▶ _The exercise_
Return the entries verbatim and drop every picture.

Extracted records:

[Begin]

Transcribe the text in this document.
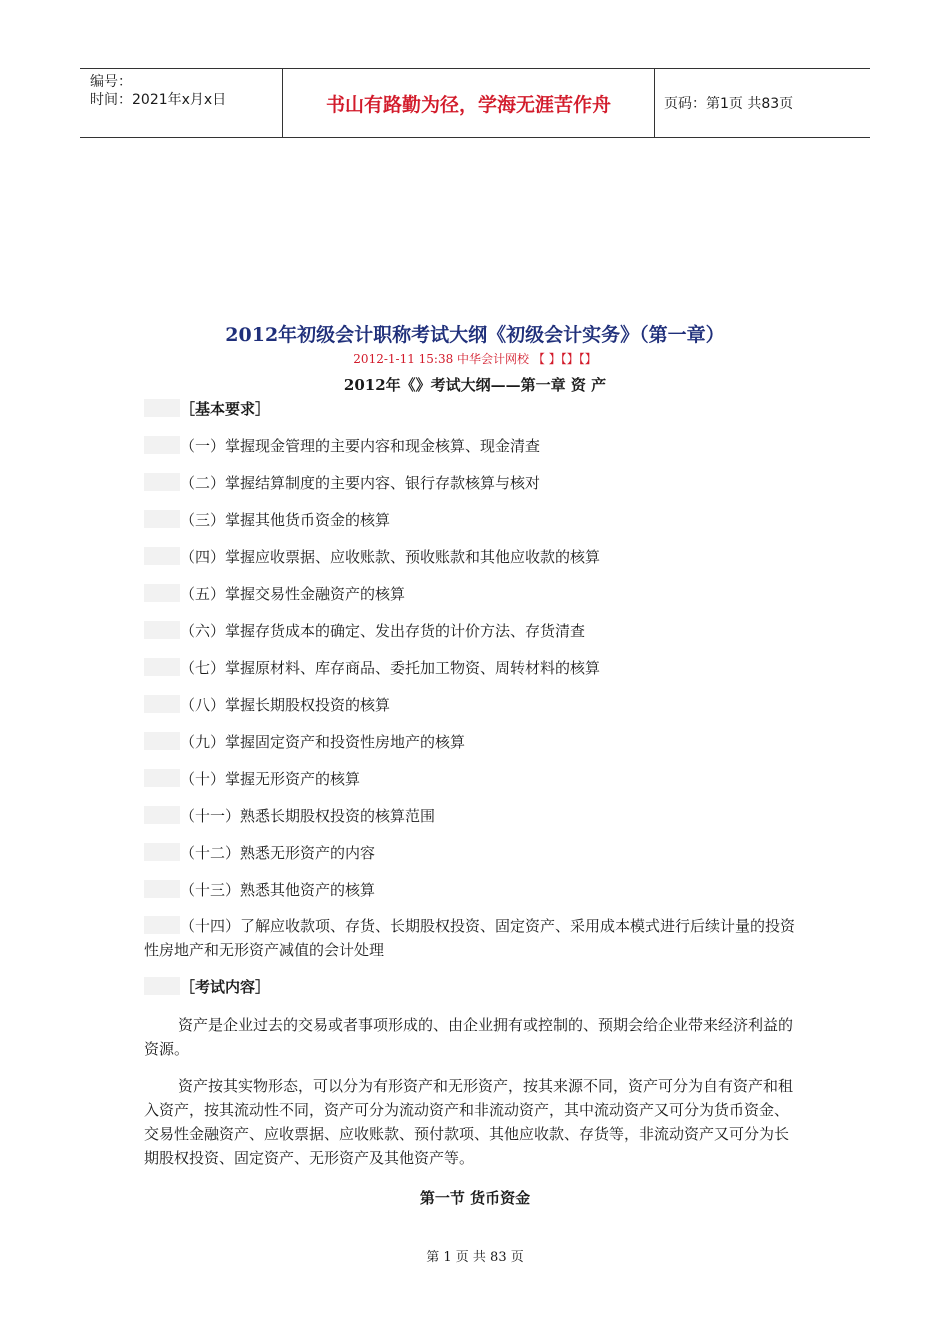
编号：
时间：2021年x月x日	书山有路勤为径，学海无涯苦作舟	页码：第1页 共83页
2012年初级会计职称考试大纲《初级会计实务》（第一章）
2012-1-11 15:38 中华会计网校 【 】【】【】
2012年《》考试大纲——第一章 资 产
［基本要求］
（一）掌握现金管理的主要内容和现金核算、现金清查
（二）掌握结算制度的主要内容、银行存款核算与核对
（三）掌握其他货币资金的核算
（四）掌握应收票据、应收账款、预收账款和其他应收款的核算
（五）掌握交易性金融资产的核算
（六）掌握存货成本的确定、发出存货的计价方法、存货清查
（七）掌握原材料、库存商品、委托加工物资、周转材料的核算
（八）掌握长期股权投资的核算
（九）掌握固定资产和投资性房地产的核算
（十）掌握无形资产的核算
（十一）熟悉长期股权投资的核算范围
（十二）熟悉无形资产的内容
（十三）熟悉其他资产的核算
（十四）了解应收款项、存货、长期股权投资、固定资产、采用成本模式进行后续计量的投资性房地产和无形资产减值的会计处理
［考试内容］
资产是企业过去的交易或者事项形成的、由企业拥有或控制的、预期会给企业带来经济利益的资源。
资产按其实物形态，可以分为有形资产和无形资产，按其来源不同，资产可分为自有资产和租入资产，按其流动性不同，资产可分为流动资产和非流动资产，其中流动资产又可分为货币资金、交易性金融资产、应收票据、应收账款、预付款项、其他应收款、存货等，非流动资产又可分为长期股权投资、固定资产、无形资产及其他资产等。
第一节 货币资金
第 1 页 共 83 页
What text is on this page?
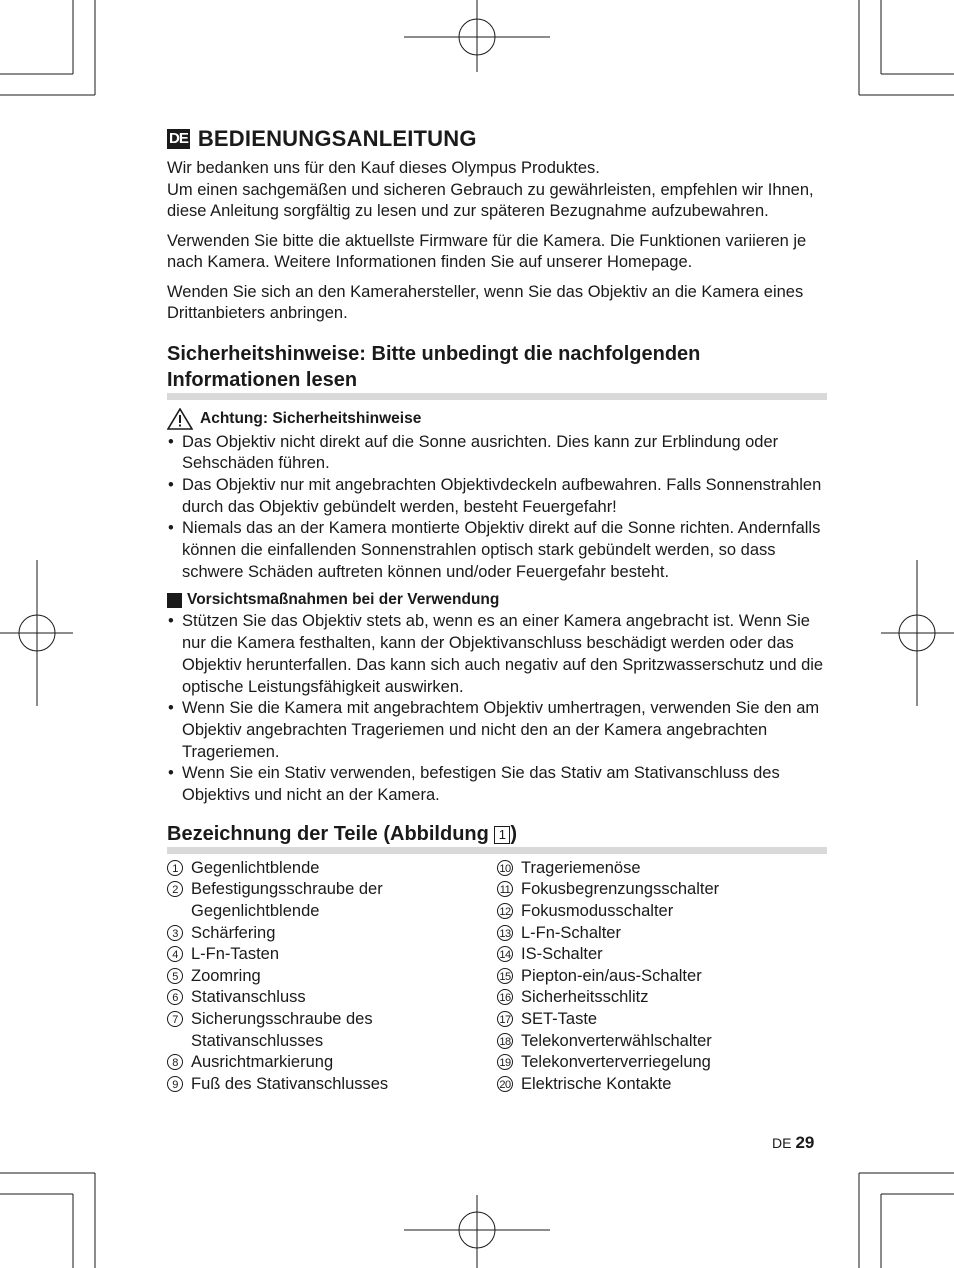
DE BEDIENUNGSANLEITUNG

Wir bedanken uns für den Kauf dieses Olympus Produktes.

Um einen sachgemäßen und sicheren Gebrauch zu gewährleisten, empfehlen wir Ihnen, diese Anleitung sorgfältig zu lesen und zur späteren Bezugnahme aufzubewahren.

Verwenden Sie bitte die aktuellste Firmware für die Kamera. Die Funktionen variieren je nach Kamera. Weitere Informationen finden Sie auf unserer Homepage.

Wenden Sie sich an den Kamerahersteller, wenn Sie das Objektiv an die Kamera eines Drittanbieters anbringen.

Sicherheitshinweise: Bitte unbedingt die nachfolgenden Informationen lesen
Achtung: Sicherheitshinweise
• Das Objektiv nicht direkt auf die Sonne ausrichten. Dies kann zur Erblindung oder Sehschäden führen.
• Das Objektiv nur mit angebrachten Objektivdeckeln aufbewahren. Falls Sonnenstrahlen durch das Objektiv gebündelt werden, besteht Feuergefahr!
• Niemals das an der Kamera montierte Objektiv direkt auf die Sonne richten. Andernfalls können die einfallenden Sonnenstrahlen optisch stark gebündelt werden, so dass schwere Schäden auftreten können und/oder Feuergefahr besteht.
Vorsichtsmaßnahmen bei der Verwendung
• Stützen Sie das Objektiv stets ab, wenn es an einer Kamera angebracht ist. Wenn Sie nur die Kamera festhalten, kann der Objektivanschluss beschädigt werden oder das Objektiv herunterfallen. Das kann sich auch negativ auf den Spritzwasserschutz und die optische Leistungsfähigkeit auswirken.
• Wenn Sie die Kamera mit angebrachtem Objektiv umhertragen, verwenden Sie den am Objektiv angebrachten Trageriemen und nicht den an der Kamera angebrachten Trageriemen.
• Wenn Sie ein Stativ verwenden, befestigen Sie das Stativ am Stativanschluss des Objektivs und nicht an der Kamera.
Bezeichnung der Teile (Abbildung 1 )
1 Gegenlichtblende
2 Befestigungsschraube der Gegenlichtblende
3 Schärfering
4 L-Fn-Tasten
5 Zoomring
6 Stativanschluss
7 Sicherungsschraube des Stativanschlusses
8 Ausrichtmarkierung
9 Fuß des Stativanschlusses
10 Trageriemenöse
11 Fokusbegrenzungsschalter
12 Fokusmodusschalter
13 L-Fn-Schalter
14 IS-Schalter
15 Piepton-ein/aus-Schalter
16 Sicherheitsschlitz
17 SET-Taste
18 Telekonverterwählschalter
19 Telekonverterverriegelung
20 Elektrische Kontakte
DE 29
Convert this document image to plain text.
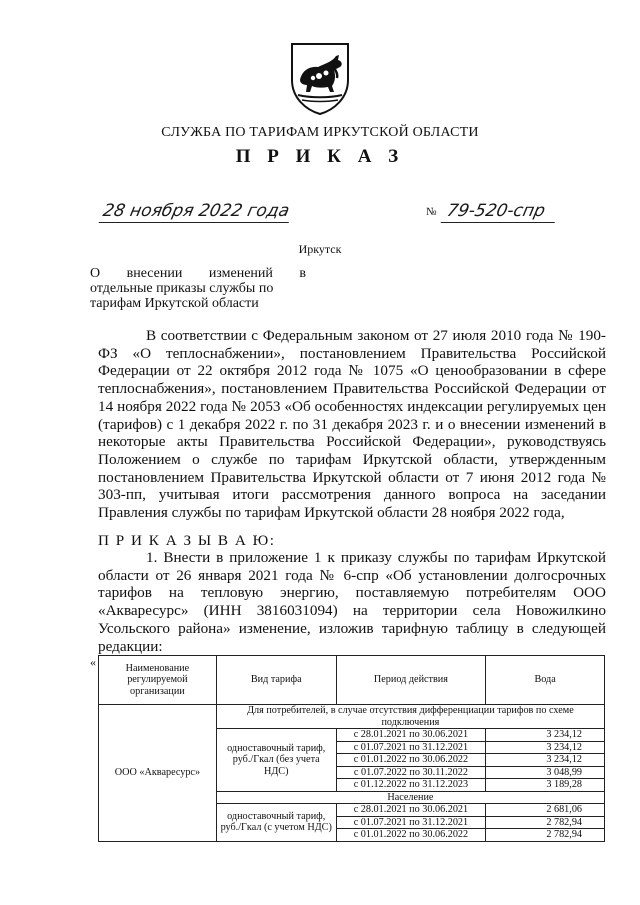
СЛУЖБА ПО ТАРИФАМ ИРКУТСКОЙ ОБЛАСТИ
П Р И К А З
28 ноября 2022 года	№ 79-520-спр
Иркутск
О внесении изменений в
отдельные приказы службы по
тарифам Иркутской области
В соответствии с Федеральным законом от 27 июля 2010 года № 190-ФЗ «О теплоснабжении», постановлением Правительства Российской Федерации от 22 октября 2012 года № 1075 «О ценообразовании в сфере теплоснабжения», постановлением Правительства Российской Федерации от 14 ноября 2022 года № 2053 «Об особенностях индексации регулируемых цен (тарифов) с 1 декабря 2022 г. по 31 декабря 2023 г. и о внесении изменений в некоторые акты Правительства Российской Федерации», руководствуясь Положением о службе по тарифам Иркутской области, утвержденным постановлением Правительства Иркутской области от 7 июня 2012 года № 303-пп, учитывая итоги рассмотрения данного вопроса на заседании Правления службы по тарифам Иркутской области 28 ноября 2022 года,
П Р И К А З Ы В А Ю:
1. Внести в приложение 1 к приказу службы по тарифам Иркутской области от 26 января 2021 года № 6-спр «Об установлении долгосрочных тарифов на тепловую энергию, поставляемую потребителям ООО «Акваресурс» (ИНН 3816031094) на территории села Новожилкино Усольского района» изменение, изложив тарифную таблицу в следующей редакции:
«	Наименование регулируемой организации	Вид тарифа	Период действия	Вода
ООО «Акваресурс»	Для потребителей, в случае отсутствия дифференциации тарифов по схеме подключения		
	одноставочный тариф, руб./Гкал (без учета НДС)	с 28.01.2021 по 30.06.2021	3 234,12
		с 01.07.2021 по 31.12.2021	3 234,12
		с 01.01.2022 по 30.06.2022	3 234,12
		с 01.07.2022 по 30.11.2022	3 048,99
		с 01.12.2022 по 31.12.2023	3 189,28
	Население		
	одноставочный тариф, руб./Гкал (с учетом НДС)	с 28.01.2021 по 30.06.2021	2 681,06
		с 01.07.2021 по 31.12.2021	2 782,94
		с 01.01.2022 по 30.06.2022	2 782,94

[End]

▶ _Final answer_
Transcribe the text in this document.
编号：
时间：2021年x月x日	书山有路勤为径，学海无涯苦作舟	页码：第1页 共83页
2012年初级会计职称考试大纲《初级会计实务》（第一章）
2012-1-11 15:38 中华会计网校 【 】【】【】
2012年《》考试大纲——第一章 资 产
［基本要求］
（一）掌握现金管理的主要内容和现金核算、现金清查
（二）掌握结算制度的主要内容、银行存款核算与核对
（三）掌握其他货币资金的核算
（四）掌握应收票据、应收账款、预收账款和其他应收款的核算
（五）掌握交易性金融资产的核算
（六）掌握存货成本的确定、发出存货的计价方法、存货清查
（七）掌握原材料、库存商品、委托加工物资、周转材料的核算
（八）掌握长期股权投资的核算
（九）掌握固定资产和投资性房地产的核算
（十）掌握无形资产的核算
（十一）熟悉长期股权投资的核算范围
（十二）熟悉无形资产的内容
（十三）熟悉其他资产的核算
（十四）了解应收款项、存货、长期股权投资、固定资产、采用成本模式进行后续计量的投资性房地产和无形资产减值的会计处理
［考试内容］
资产是企业过去的交易或者事项形成的、由企业拥有或控制的、预期会给企业带来经济利益的资源。
资产按其实物形态，可以分为有形资产和无形资产，按其来源不同，资产可分为自有资产和租入资产，按其流动性不同，资产可分为流动资产和非流动资产，其中流动资产又可分为货币资金、交易性金融资产、应收票据、应收账款、预付款项、其他应收款、存货等，非流动资产又可分为长期股权投资、固定资产、无形资产及其他资产等。
第一节 货币资金
第 1 页 共 83 页
What text is on this page?
DE BEDIENUNGSANLEITUNG

Wir bedanken uns für den Kauf dieses Olympus Produktes.

Um einen sachgemäßen und sicheren Gebrauch zu gewährleisten, empfehlen wir Ihnen, diese Anleitung sorgfältig zu lesen und zur späteren Bezugnahme aufzubewahren.

Verwenden Sie bitte die aktuellste Firmware für die Kamera. Die Funktionen variieren je nach Kamera. Weitere Informationen finden Sie auf unserer Homepage.

Wenden Sie sich an den Kamerahersteller, wenn Sie das Objektiv an die Kamera eines Drittanbieters anbringen.

Sicherheitshinweise: Bitte unbedingt die nachfolgenden Informationen lesen
Achtung: Sicherheitshinweise
• Das Objektiv nicht direkt auf die Sonne ausrichten. Dies kann zur Erblindung oder Sehschäden führen.
• Das Objektiv nur mit angebrachten Objektivdeckeln aufbewahren. Falls Sonnenstrahlen durch das Objektiv gebündelt werden, besteht Feuergefahr!
• Niemals das an der Kamera montierte Objektiv direkt auf die Sonne richten. Andernfalls können die einfallenden Sonnenstrahlen optisch stark gebündelt werden, so dass schwere Schäden auftreten können und/oder Feuergefahr besteht.
Vorsichtsmaßnahmen bei der Verwendung
• Stützen Sie das Objektiv stets ab, wenn es an einer Kamera angebracht ist. Wenn Sie nur die Kamera festhalten, kann der Objektivanschluss beschädigt werden oder das Objektiv herunterfallen. Das kann sich auch negativ auf den Spritzwasserschutz und die optische Leistungsfähigkeit auswirken.
• Wenn Sie die Kamera mit angebrachtem Objektiv umhertragen, verwenden Sie den am Objektiv angebrachten Trageriemen und nicht den an der Kamera angebrachten Trageriemen.
• Wenn Sie ein Stativ verwenden, befestigen Sie das Stativ am Stativanschluss des Objektivs und nicht an der Kamera.
Bezeichnung der Teile (Abbildung 1 )
1 Gegenlichtblende
2 Befestigungsschraube der Gegenlichtblende
3 Schärfering
4 L-Fn-Tasten
5 Zoomring
6 Stativanschluss
7 Sicherungsschraube des Stativanschlusses
8 Ausrichtmarkierung
9 Fuß des Stativanschlusses
10 Trageriemenöse
11 Fokusbegrenzungsschalter
12 Fokusmodusschalter
13 L-Fn-Schalter
14 IS-Schalter
15 Piepton-ein/aus-Schalter
16 Sicherheitsschlitz
17 SET-Taste
18 Telekonverterwählschalter
19 Telekonverterverriegelung
20 Elektrische Kontakte
DE 29
Convert this document image to plain text.
СЛУЖБА ПО ТАРИФАМ ИРКУТСКОЙ ОБЛАСТИ
П Р И К А З
28 ноября 2022 года	№ 79-520-спр
Иркутск
О внесении изменений в
отдельные приказы службы по
тарифам Иркутской области
В соответствии с Федеральным законом от 27 июля 2010 года № 190-ФЗ «О теплоснабжении», постановлением Правительства Российской Федерации от 22 октября 2012 года № 1075 «О ценообразовании в сфере теплоснабжения», постановлением Правительства Российской Федерации от 14 ноября 2022 года № 2053 «Об особенностях индексации регулируемых цен (тарифов) с 1 декабря 2022 г. по 31 декабря 2023 г. и о внесении изменений в некоторые акты Правительства Российской Федерации», руководствуясь Положением о службе по тарифам Иркутской области, утвержденным постановлением Правительства Иркутской области от 7 июня 2012 года № 303-пп, учитывая итоги рассмотрения данного вопроса на заседании Правления службы по тарифам Иркутской области 28 ноября 2022 года,
П Р И К А З Ы В А Ю:
1. Внести в приложение 1 к приказу службы по тарифам Иркутской области от 26 января 2021 года № 6-спр «Об установлении долгосрочных тарифов на тепловую энергию, поставляемую потребителям ООО «Акваресурс» (ИНН 3816031094) на территории села Новожилкино Усольского района» изменение, изложив тарифную таблицу в следующей редакции:
«	Наименование регулируемой организации	Вид тарифа	Период действия	Вода
ООО «Акваресурс»	Для потребителей, в случае отсутствия дифференциации тарифов по схеме подключения		
	одноставочный тариф, руб./Гкал (без учета НДС)	с 28.01.2021 по 30.06.2021	3 234,12
		с 01.07.2021 по 31.12.2021	3 234,12
		с 01.01.2022 по 30.06.2022	3 234,12
		с 01.07.2022 по 30.11.2022	3 048,99
		с 01.12.2022 по 31.12.2023	3 189,28
	Население		
	одноставочный тариф, руб./Гкал (с учетом НДС)	с 28.01.2021 по 30.06.2021	2 681,06
		с 01.07.2021 по 31.12.2021	2 782,94
		с 01.01.2022 по 30.06.2022	2 782,94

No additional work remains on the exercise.